▶ Short task: Leave out the pictures and transcribe the rest of the records exactly.
-- START OF Supplied material --
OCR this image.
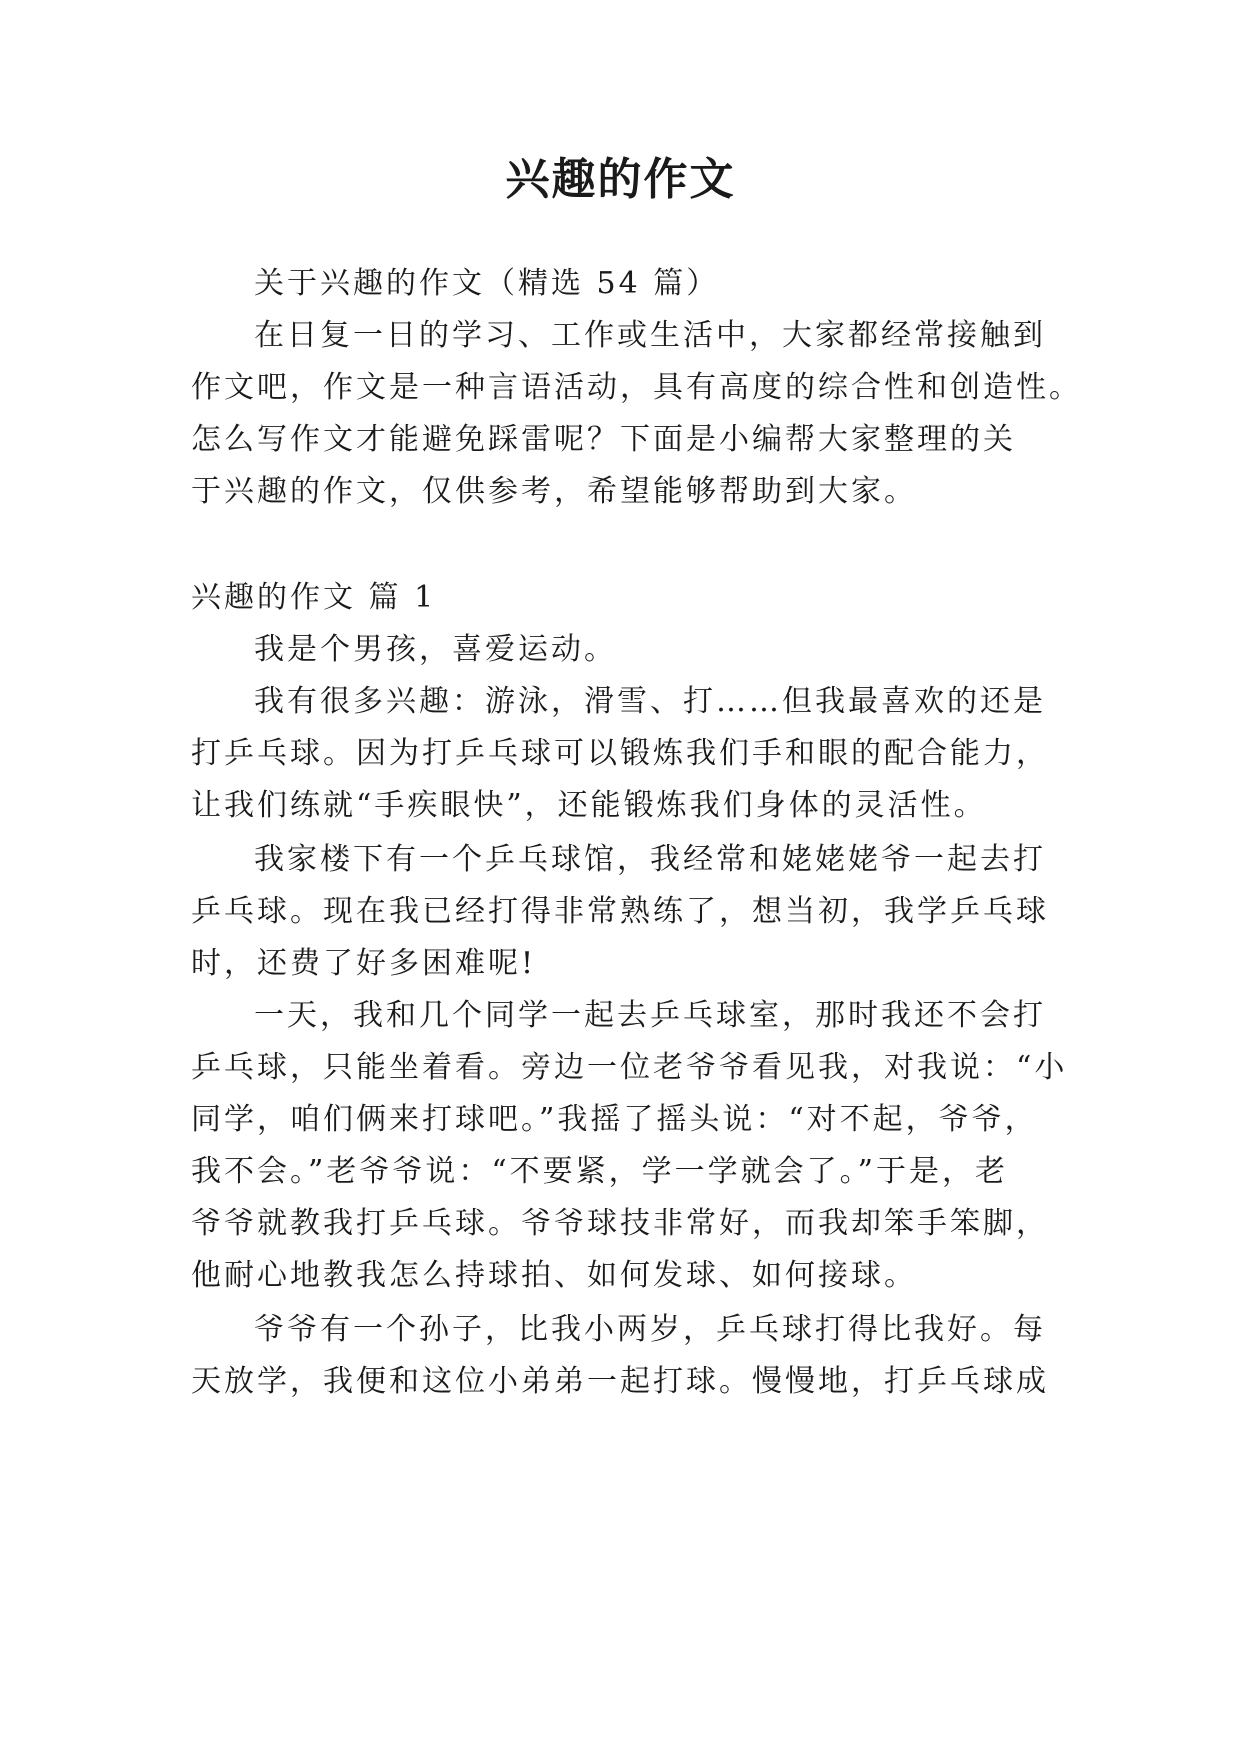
兴趣的作文

关于兴趣的作文（精选 54 篇）

在日复一日的学习、工作或生活中，大家都经常接触到

作文吧，作文是一种言语活动，具有高度的综合性和创造性。

怎么写作文才能避免踩雷呢？下面是小编帮大家整理的关

于兴趣的作文，仅供参考，希望能够帮助到大家。

兴趣的作文 篇 1

我是个男孩，喜爱运动。

我有很多兴趣：游泳，滑雪、打……但我最喜欢的还是

打乒乓球。因为打乒乓球可以锻炼我们手和眼的配合能力，

让我们练就“手疾眼快”，还能锻炼我们身体的灵活性。

我家楼下有一个乒乓球馆，我经常和姥姥姥爷一起去打

乒乓球。现在我已经打得非常熟练了，想当初，我学乒乓球

时，还费了好多困难呢!

一天，我和几个同学一起去乒乓球室，那时我还不会打

乒乓球，只能坐着看。旁边一位老爷爷看见我，对我说：“小

同学，咱们俩来打球吧。”我摇了摇头说：“对不起，爷爷，

我不会。”老爷爷说：“不要紧，学一学就会了。”于是，老

爷爷就教我打乒乓球。爷爷球技非常好，而我却笨手笨脚，

他耐心地教我怎么持球拍、如何发球、如何接球。

爷爷有一个孙子，比我小两岁，乒乓球打得比我好。每

天放学，我便和这位小弟弟一起打球。慢慢地，打乒乓球成
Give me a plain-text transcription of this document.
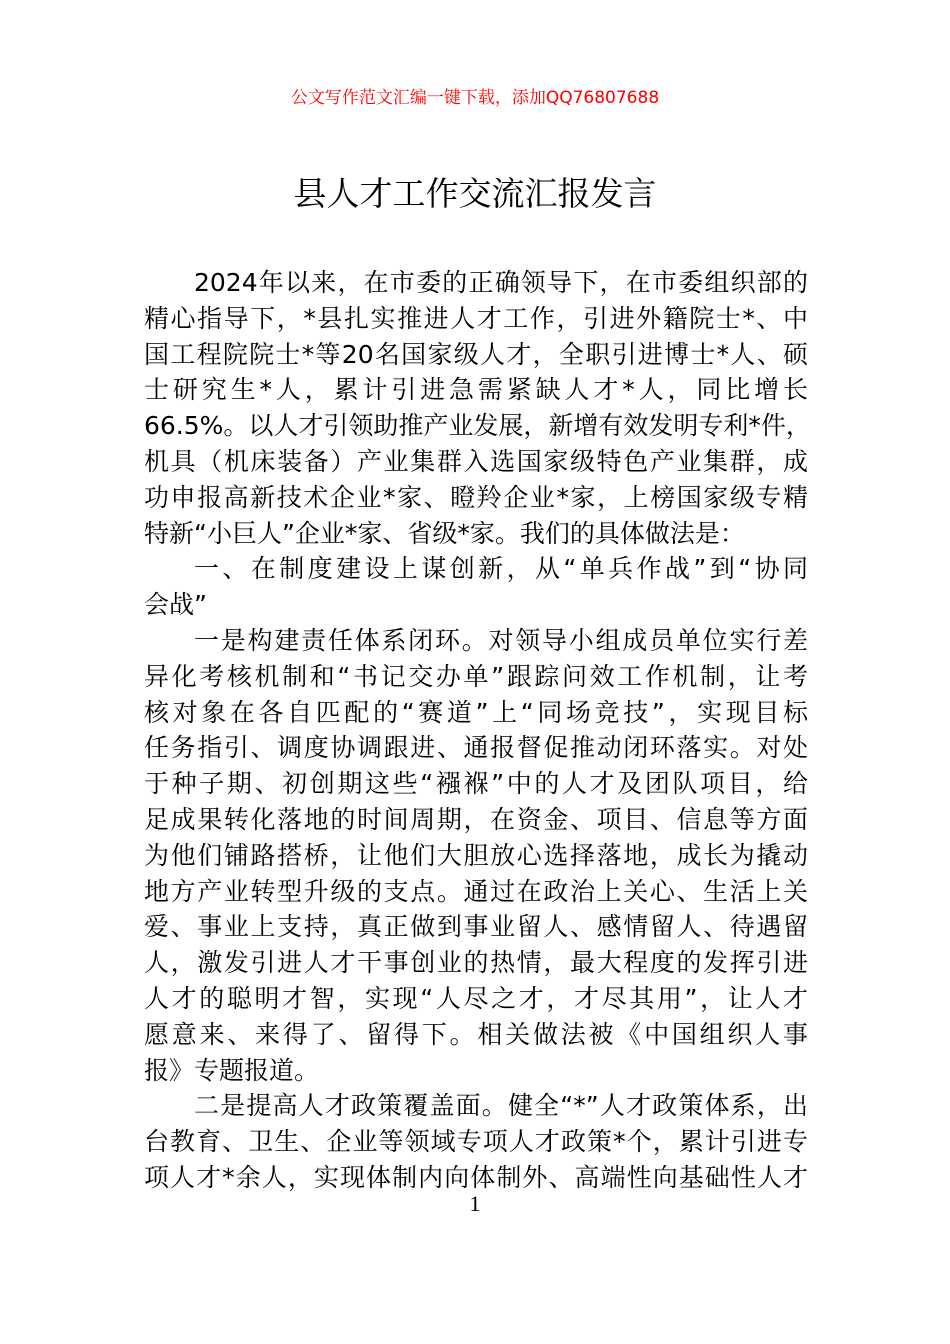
公文写作范文汇编一键下载，添加QQ76807688
县人才工作交流汇报发言
2024年以来，在市委的正确领导下，在市委组织部的
精心指导下，*县扎实推进人才工作，引进外籍院士*、中
国工程院院士*等20名国家级人才，全职引进博士*人、硕
士研究生*人，累计引进急需紧缺人才*人，同比增长
66.5%。以人才引领助推产业发展，新增有效发明专利*件，
机具（机床装备）产业集群入选国家级特色产业集群，成
功申报高新技术企业*家、瞪羚企业*家，上榜国家级专精
特新“小巨人”企业*家、省级*家。我们的具体做法是：
一、在制度建设上谋创新，从“单兵作战”到“协同
会战”
一是构建责任体系闭环。对领导小组成员单位实行差
异化考核机制和“书记交办单”跟踪问效工作机制，让考
核对象在各自匹配的“赛道”上“同场竞技”，实现目标
任务指引、调度协调跟进、通报督促推动闭环落实。对处
于种子期、初创期这些“襁褓”中的人才及团队项目，给
足成果转化落地的时间周期，在资金、项目、信息等方面
为他们铺路搭桥，让他们大胆放心选择落地，成长为撬动
地方产业转型升级的支点。通过在政治上关心、生活上关
爱、事业上支持，真正做到事业留人、感情留人、待遇留
人，激发引进人才干事创业的热情，最大程度的发挥引进
人才的聪明才智，实现“人尽之才，才尽其用”，让人才
愿意来、来得了、留得下。相关做法被《中国组织人事
报》专题报道。
二是提高人才政策覆盖面。健全“*”人才政策体系，出
台教育、卫生、企业等领域专项人才政策*个，累计引进专
项人才*余人，实现体制内向体制外、高端性向基础性人才
1
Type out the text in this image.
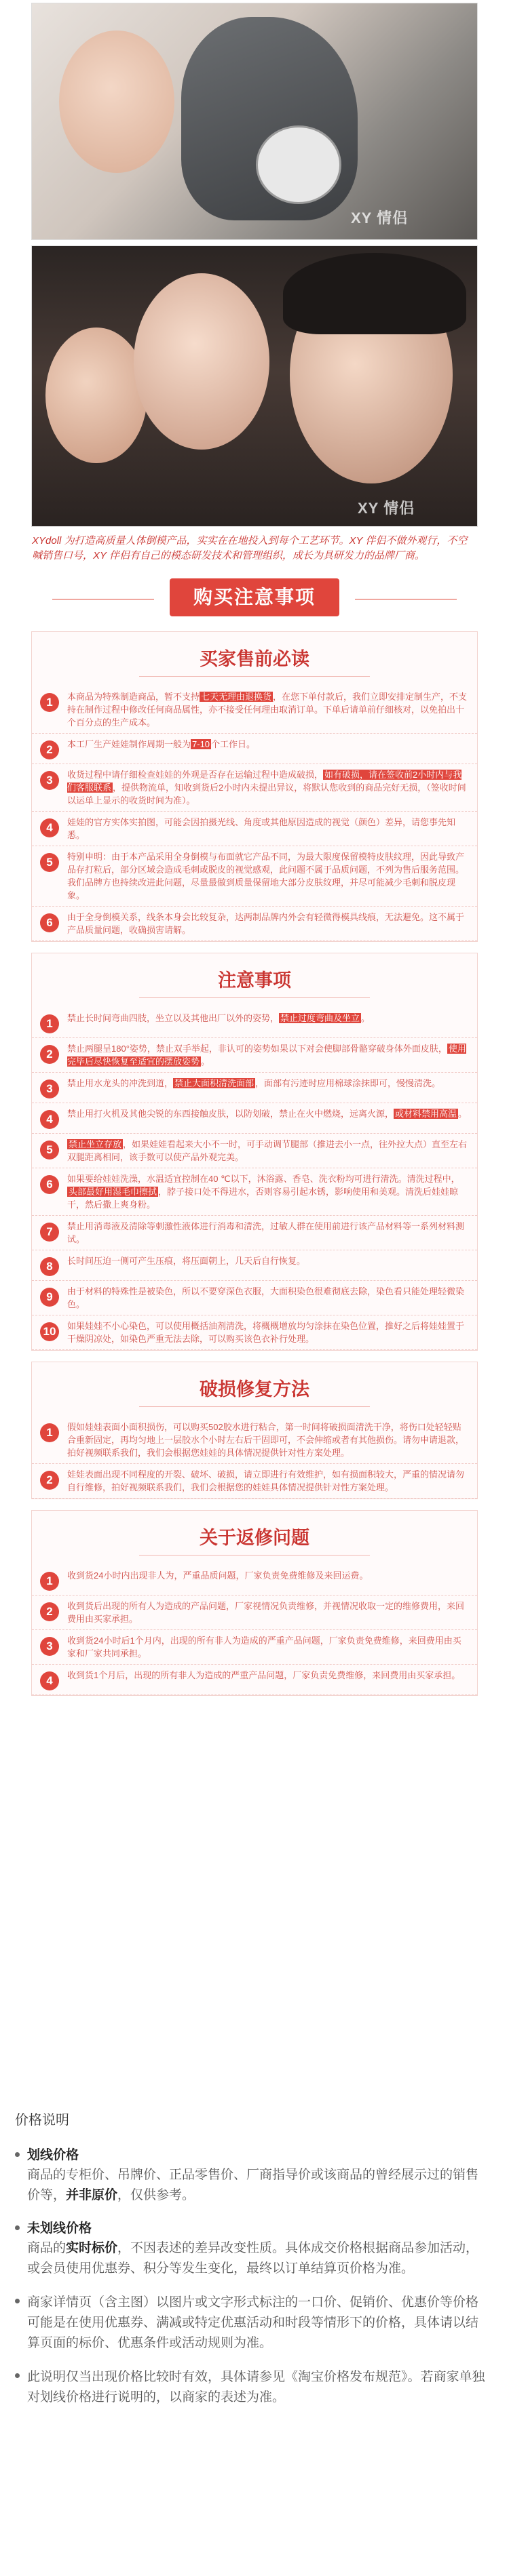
XY 情侣
XY 情侣
XYdoll 为打造高质量人体倒模产品，实实在在地投入到每个工艺环节。XY 伴侣不做外观行，不空喊销售口号，XY 伴侣有自己的模态研发技术和管理组织，成长为具研发力的品牌厂商。
购买注意事项
买家售前必读
1	本商品为特殊制造商品，暂不支持 七天无理由退换货 ，在您下单付款后，我们立即安排定制生产，不支持在制作过程中修改任何商品属性，亦不接受任何理由取消订单。下单后请单前仔细核对，以免拍出十个百分点的生产成本。
2	本工厂生产娃娃制作周期一般为 7-10 个工作日。
3	收货过程中请仔细检查娃娃的外观是否存在运输过程中造成破损， 如有破损，请在签收前2小时内与我们客服联系 ，提供物流单，知收到货后2小时内未提出异议，将默认您收到的商品完好无损，（签收时间以运单上显示的收货时间为准）。
4	娃娃的官方实体实拍图，可能会因拍摄光线、角度或其他原因造成的视觉（颜色）差异，请您事先知悉。
5	特别申明：由于本产品采用全身倒模与布面就它产品不同，为最大限度保留模特皮肤纹理，因此导致产品存打粒后，部分区域会造成毛刺或脱皮的视觉感观，此问题不属于品质问题，不列为售后服务范围。我们品牌方也持续改进此问题，尽量最做到质量保留地大部分皮肤纹理，并尽可能减少毛刺和脱皮现象。
6	由于全身倒模关系，线条本身会比较复杂，达两制品牌内外会有轻微得模具线痕，无法避免。这不属于产品质量问题，收确损害请解。
注意事项
1	禁止长时间弯曲四肢，坐立以及其他出厂以外的姿势， 禁止过度弯曲及坐立 。
2	禁止两腿呈180°姿势，禁止双手举起，非认可的姿势如果以下对会使脚部骨骼穿破身体外面皮肤， 使用完毕后尽快恢复至适宜的摆放姿势 。
3	禁止用水龙头的冲洗到道， 禁止大面积清洗面部 ，面部有污迹时应用棉球涂抹即可，慢慢清洗。
4	禁止用打火机及其他尖锐的东西接触皮肤，以防划破，禁止在火中燃烧，远离火源， 或材料禁用高温 。
5	禁止坐立存放 ，如果娃娃看起来大小不一时，可手动调节腿部（推进去小一点，往外拉大点）直至左右双腿距离相同，该手数可以使产品外观完美。
6	如果要给娃娃洗澡，水温适宜控制在40 ℃以下，沐浴露、香皂、洗衣粉均可进行清洗。清洗过程中，头部最好用湿毛巾擦拭 ，脖子接口处不得进水，否则容易引起水锈，影响使用和美观。清洗后娃娃晾干，然后撒上爽身粉。
7	禁止用消毒液及清除等刺激性液体进行消毒和清洗，过敏人群在使用前进行该产品材料等一系列材料测试。
8	长时间压迫一侧可产生压痕，将压面朝上，几天后自行恢复。
9	由于材料的特殊性是被染色，所以不要穿深色衣服，大面积染色很难彻底去除，染色看只能处理轻微染色。
10	如果娃娃不小心染色，可以使用概括油剂清洗，将概概增放均匀涂抹在染色位置，推好之后将娃娃置于干燥阴凉处，如染色严重无法去除，可以购买该色衣补行处理。
破损修复方法
1	假如娃娃表面小面积损伤，可以购买502胶水进行粘合，第一时间将破损面清洗干净，将伤口处轻轻贴合重新固定，再均匀地上一层胶水个小时左右后干固即可，不会伸缩或者有其他损伤。请勿申请退款，拍好视频联系我们，我们会根据您娃娃的具体情况提供针对性方案处理。
2	娃娃表面出现不同程度的开裂、破坏、破损，请立即进行有效维护，如有损面积较大，严重的情况请勿自行维修，拍好视频联系我们，我们会根据您的娃娃具体情况提供针对性方案处理。
关于返修问题
1	收到货24小时内出现非人为，严重品质问题，厂家负责免费维修及来回运费。
2	收到货后出现的所有人为造成的产品问题，厂家视情况负责维修，并视情况收取一定的维修费用，来回费用由买家承担。
3	收到货24小时后1个月内，出现的所有非人为造成的严重产品问题，厂家负责免费维修，来回费用由买家和厂家共同承担。
4	收到货1个月后，出现的所有非人为造成的严重产品问题，厂家负责免费维修，来回费用由买家承担。
价格说明
划线价格
商品的专柜价、吊牌价、正品零售价、厂商指导价或该商品的曾经展示过的销售价等，并非原价，仅供参考。
未划线价格
商品的实时标价，不因表述的差异改变性质。具体成交价格根据商品参加活动，或会员使用优惠券、积分等发生变化，最终以订单结算页价格为准。
商家详情页（含主图）以图片或文字形式标注的一口价、促销价、优惠价等价格可能是在使用优惠券、满减或特定优惠活动和时段等情形下的价格，具体请以结算页面的标价、优惠条件或活动规则为准。
此说明仅当出现价格比较时有效，具体请参见《淘宝价格发布规范》。若商家单独对划线价格进行说明的，以商家的表述为准。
-- END OF Supplied material --
▶ Solution to this task:
OCR this image.
兴趣的作文

关于兴趣的作文（精选 54 篇）

在日复一日的学习、工作或生活中，大家都经常接触到

作文吧，作文是一种言语活动，具有高度的综合性和创造性。

怎么写作文才能避免踩雷呢？下面是小编帮大家整理的关

于兴趣的作文，仅供参考，希望能够帮助到大家。

兴趣的作文 篇 1

我是个男孩，喜爱运动。

我有很多兴趣：游泳，滑雪、打……但我最喜欢的还是

打乒乓球。因为打乒乓球可以锻炼我们手和眼的配合能力，

让我们练就“手疾眼快”，还能锻炼我们身体的灵活性。

我家楼下有一个乒乓球馆，我经常和姥姥姥爷一起去打

乒乓球。现在我已经打得非常熟练了，想当初，我学乒乓球

时，还费了好多困难呢!

一天，我和几个同学一起去乒乓球室，那时我还不会打

乒乓球，只能坐着看。旁边一位老爷爷看见我，对我说：“小

同学，咱们俩来打球吧。”我摇了摇头说：“对不起，爷爷，

我不会。”老爷爷说：“不要紧，学一学就会了。”于是，老

爷爷就教我打乒乓球。爷爷球技非常好，而我却笨手笨脚，

他耐心地教我怎么持球拍、如何发球、如何接球。

爷爷有一个孙子，比我小两岁，乒乓球打得比我好。每

天放学，我便和这位小弟弟一起打球。慢慢地，打乒乓球成
Give me a plain-text transcription of this document.
公文写作范文汇编一键下载，添加QQ76807688
县人才工作交流汇报发言
2024年以来，在市委的正确领导下，在市委组织部的
精心指导下，*县扎实推进人才工作，引进外籍院士*、中
国工程院院士*等20名国家级人才，全职引进博士*人、硕
士研究生*人，累计引进急需紧缺人才*人，同比增长
66.5%。以人才引领助推产业发展，新增有效发明专利*件，
机具（机床装备）产业集群入选国家级特色产业集群，成
功申报高新技术企业*家、瞪羚企业*家，上榜国家级专精
特新“小巨人”企业*家、省级*家。我们的具体做法是：
一、在制度建设上谋创新，从“单兵作战”到“协同
会战”
一是构建责任体系闭环。对领导小组成员单位实行差
异化考核机制和“书记交办单”跟踪问效工作机制，让考
核对象在各自匹配的“赛道”上“同场竞技”，实现目标
任务指引、调度协调跟进、通报督促推动闭环落实。对处
于种子期、初创期这些“襁褓”中的人才及团队项目，给
足成果转化落地的时间周期，在资金、项目、信息等方面
为他们铺路搭桥，让他们大胆放心选择落地，成长为撬动
地方产业转型升级的支点。通过在政治上关心、生活上关
爱、事业上支持，真正做到事业留人、感情留人、待遇留
人，激发引进人才干事创业的热情，最大程度的发挥引进
人才的聪明才智，实现“人尽之才，才尽其用”，让人才
愿意来、来得了、留得下。相关做法被《中国组织人事
报》专题报道。
二是提高人才政策覆盖面。健全“*”人才政策体系，出
台教育、卫生、企业等领域专项人才政策*个，累计引进专
项人才*余人，实现体制内向体制外、高端性向基础性人才
1
Type out the text in this image.
XY 情侣
XY 情侣
XYdoll 为打造高质量人体倒模产品，实实在在地投入到每个工艺环节。XY 伴侣不做外观行，不空喊销售口号，XY 伴侣有自己的模态研发技术和管理组织，成长为具研发力的品牌厂商。
购买注意事项
买家售前必读
1	本商品为特殊制造商品，暂不支持 七天无理由退换货 ，在您下单付款后，我们立即安排定制生产，不支持在制作过程中修改任何商品属性，亦不接受任何理由取消订单。下单后请单前仔细核对，以免拍出十个百分点的生产成本。
2	本工厂生产娃娃制作周期一般为 7-10 个工作日。
3	收货过程中请仔细检查娃娃的外观是否存在运输过程中造成破损， 如有破损，请在签收前2小时内与我们客服联系 ，提供物流单，知收到货后2小时内未提出异议，将默认您收到的商品完好无损，（签收时间以运单上显示的收货时间为准）。
4	娃娃的官方实体实拍图，可能会因拍摄光线、角度或其他原因造成的视觉（颜色）差异，请您事先知悉。
5	特别申明：由于本产品采用全身倒模与布面就它产品不同，为最大限度保留模特皮肤纹理，因此导致产品存打粒后，部分区域会造成毛刺或脱皮的视觉感观，此问题不属于品质问题，不列为售后服务范围。我们品牌方也持续改进此问题，尽量最做到质量保留地大部分皮肤纹理，并尽可能减少毛刺和脱皮现象。
6	由于全身倒模关系，线条本身会比较复杂，达两制品牌内外会有轻微得模具线痕，无法避免。这不属于产品质量问题，收确损害请解。
注意事项
1	禁止长时间弯曲四肢，坐立以及其他出厂以外的姿势， 禁止过度弯曲及坐立 。
2	禁止两腿呈180°姿势，禁止双手举起，非认可的姿势如果以下对会使脚部骨骼穿破身体外面皮肤， 使用完毕后尽快恢复至适宜的摆放姿势 。
3	禁止用水龙头的冲洗到道， 禁止大面积清洗面部 ，面部有污迹时应用棉球涂抹即可，慢慢清洗。
4	禁止用打火机及其他尖锐的东西接触皮肤，以防划破，禁止在火中燃烧，远离火源， 或材料禁用高温 。
5	禁止坐立存放 ，如果娃娃看起来大小不一时，可手动调节腿部（推进去小一点，往外拉大点）直至左右双腿距离相同，该手数可以使产品外观完美。
6	如果要给娃娃洗澡，水温适宜控制在40 ℃以下，沐浴露、香皂、洗衣粉均可进行清洗。清洗过程中，头部最好用湿毛巾擦拭 ，脖子接口处不得进水，否则容易引起水锈，影响使用和美观。清洗后娃娃晾干，然后撒上爽身粉。
7	禁止用消毒液及清除等刺激性液体进行消毒和清洗，过敏人群在使用前进行该产品材料等一系列材料测试。
8	长时间压迫一侧可产生压痕，将压面朝上，几天后自行恢复。
9	由于材料的特殊性是被染色，所以不要穿深色衣服，大面积染色很难彻底去除，染色看只能处理轻微染色。
10	如果娃娃不小心染色，可以使用概括油剂清洗，将概概增放均匀涂抹在染色位置，推好之后将娃娃置于干燥阴凉处，如染色严重无法去除，可以购买该色衣补行处理。
破损修复方法
1	假如娃娃表面小面积损伤，可以购买502胶水进行粘合，第一时间将破损面清洗干净，将伤口处轻轻贴合重新固定，再均匀地上一层胶水个小时左右后干固即可，不会伸缩或者有其他损伤。请勿申请退款，拍好视频联系我们，我们会根据您娃娃的具体情况提供针对性方案处理。
2	娃娃表面出现不同程度的开裂、破坏、破损，请立即进行有效维护，如有损面积较大，严重的情况请勿自行维修，拍好视频联系我们，我们会根据您的娃娃具体情况提供针对性方案处理。
关于返修问题
1	收到货24小时内出现非人为，严重品质问题，厂家负责免费维修及来回运费。
2	收到货后出现的所有人为造成的产品问题，厂家视情况负责维修，并视情况收取一定的维修费用，来回费用由买家承担。
3	收到货24小时后1个月内，出现的所有非人为造成的严重产品问题，厂家负责免费维修，来回费用由买家和厂家共同承担。
4	收到货1个月后，出现的所有非人为造成的严重产品问题，厂家负责免费维修，来回费用由买家承担。
价格说明
划线价格
商品的专柜价、吊牌价、正品零售价、厂商指导价或该商品的曾经展示过的销售价等，并非原价，仅供参考。
未划线价格
商品的实时标价，不因表述的差异改变性质。具体成交价格根据商品参加活动，或会员使用优惠券、积分等发生变化，最终以订单结算页价格为准。
商家详情页（含主图）以图片或文字形式标注的一口价、促销价、优惠价等价格可能是在使用优惠券、满减或特定优惠活动和时段等情形下的价格，具体请以结算页面的标价、优惠条件或活动规则为准。
此说明仅当出现价格比较时有效，具体请参见《淘宝价格发布规范》。若商家单独对划线价格进行说明的，以商家的表述为准。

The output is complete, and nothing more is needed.